*TRECHO DO TEXTO*:
◇ ◇ ◇

Direitos Reprodutivos

Editorial | Por que precisamos falar sobre aborto?

Dia 28 de setembro é o Dia Latinoamericano e Caribenho de luta pela Descriminalização do Aborto

Brasil de Fato | Recife (PE)

,
No Brasil, o tema ainda é pouco debatido e a prática do aborto é considerada crime, com exceção de anencefalia do feto / PH Reinaux

O tema do aborto é cercado de tabus, pouco se fala publicamente do tema, mas a prática é antiga e popular. Quando buscamos estudos, observamos que o tema é debatido pelos gregos na Antiguidade, pelos romanos, e por várias civilizações no decorrer da História. Cada civilização encarava de uma forma diferente, foi uma prática aceita em muitas delas para controlar a natalidade e como forma de eugenia, ou seja, controle de quem poderia nascer, controle da raça e classe social. É raro encontrar fontes onde a vontade e a autonomia das mulheres versam sobre o tema, elas estão sempre subordinas a vontade dos maridos, do estado e das religiões.

No Brasil, o tema ainda é pouco debatido publicamente e cheio de tabus, a prática do aborto é considerada crime, com exceção de anencefalia do feto – que é um defeito na formação do tubo neural de um bebê durante o desenvolvimento. Um bebê que nasce com anencefalia pode ser natimorto ou sobreviver apenas algumas horas ou dias após o nascimento - risco de vida para a mulher, e em casos de estupro. O que está em jogo é a vida das mulheres. Segundo a Pesquisa Nacional de Aborto (PNA/2016) 3,7 milhões de mulheres entre 15 e 49 anos realizam aborto, ou seja, 7,2% das mulheres em idade reprodutiva no Brasil.

A sociedade precisa compreender que o aborto é uma questão de saúde pública, que esse fenômeno é uma questão de cuidados em saúde e direitos humanos, e não como um ato de infração moral de mulheres levianas. A maioria das mulheres que abortaram e buscaram o serviço público de saúde são jovens, pobres e católicas e já possuem filhos.

Na contramão da lei vigente que permite o aborto nos casos citados acima, avançam na Câmara dos Deputados projetos de lei que visam reduzir ainda mais os direitos sexuais e reprodutivos das mulheres. Os que mais se destacam são o chamado Estatuto do Nascituro que, se aprovado, transformaria o aborto em crime hediondo, mesmo nos casos de gravidez resultante de estupro e a PEC 181/2015, que, alterando a Constituição Federal, visa restringir a interrupção da gravidez em qualquer caso, mesmo naqueles autorizados pelo Código Penal.

Uma pesquisa realizada pelo Instituto Guttmacher e pela Organização Mundial da Saúde (OMS), em 2014, mostra que as taxas de aborto caíram significativamente nos países desenvolvidos onde o aborto é legalizado, e se mantêm praticamente inalteradas nos países subdesenvolvidos onde o aborto não é legalizado. Segundo a mesma pesquisa morrem 50 mil mulheres por ano no mundo por não terem acesso ao aborto legal e gratuito.

Dia 28 de setembro é o dia Latinoamericano e Caribenho de luta pela Descriminalização, com uma série de debates durante 24 horas nas redes sociais com diversas militantes feministas tratando sobre o tema do aborto e dos direitos sexuais e reprodutivos das mulheres. As mulheres exigem educação sexual para decidir, contraceptivos legais para não abortar, aborto legal, seguro e gratuito para não morrer.

◇ ◇ ◇

*REGISTROS FORNECIDOS*:
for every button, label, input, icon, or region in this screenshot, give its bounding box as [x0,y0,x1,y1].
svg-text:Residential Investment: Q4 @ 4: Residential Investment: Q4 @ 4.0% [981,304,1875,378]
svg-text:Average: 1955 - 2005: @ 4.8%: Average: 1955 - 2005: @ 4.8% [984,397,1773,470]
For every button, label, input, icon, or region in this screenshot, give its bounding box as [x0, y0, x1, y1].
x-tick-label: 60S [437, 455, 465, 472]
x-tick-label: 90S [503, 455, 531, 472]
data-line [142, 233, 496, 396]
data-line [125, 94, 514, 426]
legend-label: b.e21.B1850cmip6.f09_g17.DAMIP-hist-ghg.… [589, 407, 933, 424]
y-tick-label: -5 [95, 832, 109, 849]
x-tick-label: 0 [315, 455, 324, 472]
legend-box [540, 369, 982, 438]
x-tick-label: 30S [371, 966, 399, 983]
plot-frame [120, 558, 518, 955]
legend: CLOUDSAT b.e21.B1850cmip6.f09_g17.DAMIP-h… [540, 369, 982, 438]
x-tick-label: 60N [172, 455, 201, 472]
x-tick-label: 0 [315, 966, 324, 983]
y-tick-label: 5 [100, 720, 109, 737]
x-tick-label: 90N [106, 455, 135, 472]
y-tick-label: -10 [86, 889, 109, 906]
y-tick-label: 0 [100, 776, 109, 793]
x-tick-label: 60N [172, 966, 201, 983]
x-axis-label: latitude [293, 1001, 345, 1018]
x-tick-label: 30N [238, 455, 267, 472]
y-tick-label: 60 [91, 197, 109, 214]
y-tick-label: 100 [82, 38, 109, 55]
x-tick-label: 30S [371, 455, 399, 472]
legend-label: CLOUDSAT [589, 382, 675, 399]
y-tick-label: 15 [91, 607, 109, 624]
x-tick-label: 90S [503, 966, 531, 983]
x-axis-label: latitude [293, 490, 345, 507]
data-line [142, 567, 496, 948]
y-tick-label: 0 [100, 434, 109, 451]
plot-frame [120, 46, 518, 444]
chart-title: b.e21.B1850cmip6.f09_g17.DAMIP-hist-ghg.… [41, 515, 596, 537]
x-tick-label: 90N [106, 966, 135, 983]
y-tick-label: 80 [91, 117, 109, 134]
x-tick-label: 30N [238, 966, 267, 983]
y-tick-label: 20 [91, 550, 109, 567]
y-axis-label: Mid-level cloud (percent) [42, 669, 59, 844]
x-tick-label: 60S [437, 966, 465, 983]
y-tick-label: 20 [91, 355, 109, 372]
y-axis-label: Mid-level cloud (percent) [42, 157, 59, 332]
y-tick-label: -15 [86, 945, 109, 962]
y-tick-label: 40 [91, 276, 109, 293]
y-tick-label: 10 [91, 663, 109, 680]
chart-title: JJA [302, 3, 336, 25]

◇ ◇ ◇

*CONJUNTO DE TAREFAS*:
**a)** Por favor, reescreva o trecho do texto sobre aborto que começa com as palavras que contêm "Editorial | Por" e termina em "Fato | Recife (PE)", substituindo "Recife" por "Olinda".
**b)** Responda com base no texto sobre aborto:
(i) Segundo a Pesquisa Nacional de Aborto (PNA/2016), quantas mulheres entre 15 e 49 anos realizam aborto?
(ii) O que o Estatuto do Nascituro faria com o aborto, se aprovado?
(iii) Segundo a pesquisa do Instituto Guttmacher e da OMS, quantas mulheres morrem por ano no mundo por não terem acesso ao aborto legal e gratuito?

*RESPOSTAS DO EXERCÍCIO*:
**a)**
Editorial | Por que precisamos falar sobre aborto?

Dia 28 de setembro é o Dia Latinoamericano e Caribenho de luta pela Descriminalização do Aborto

Brasil de Fato | Olinda (PE)

**b)**
(i) 3,7 milhões de mulheres, ou seja, 7,2% das mulheres em idade reprodutiva no Brasil.
(ii) Transformaria o aborto em crime hediondo, mesmo nos casos de gravidez resultante de estupro.
(iii) 50 mil mulheres por ano.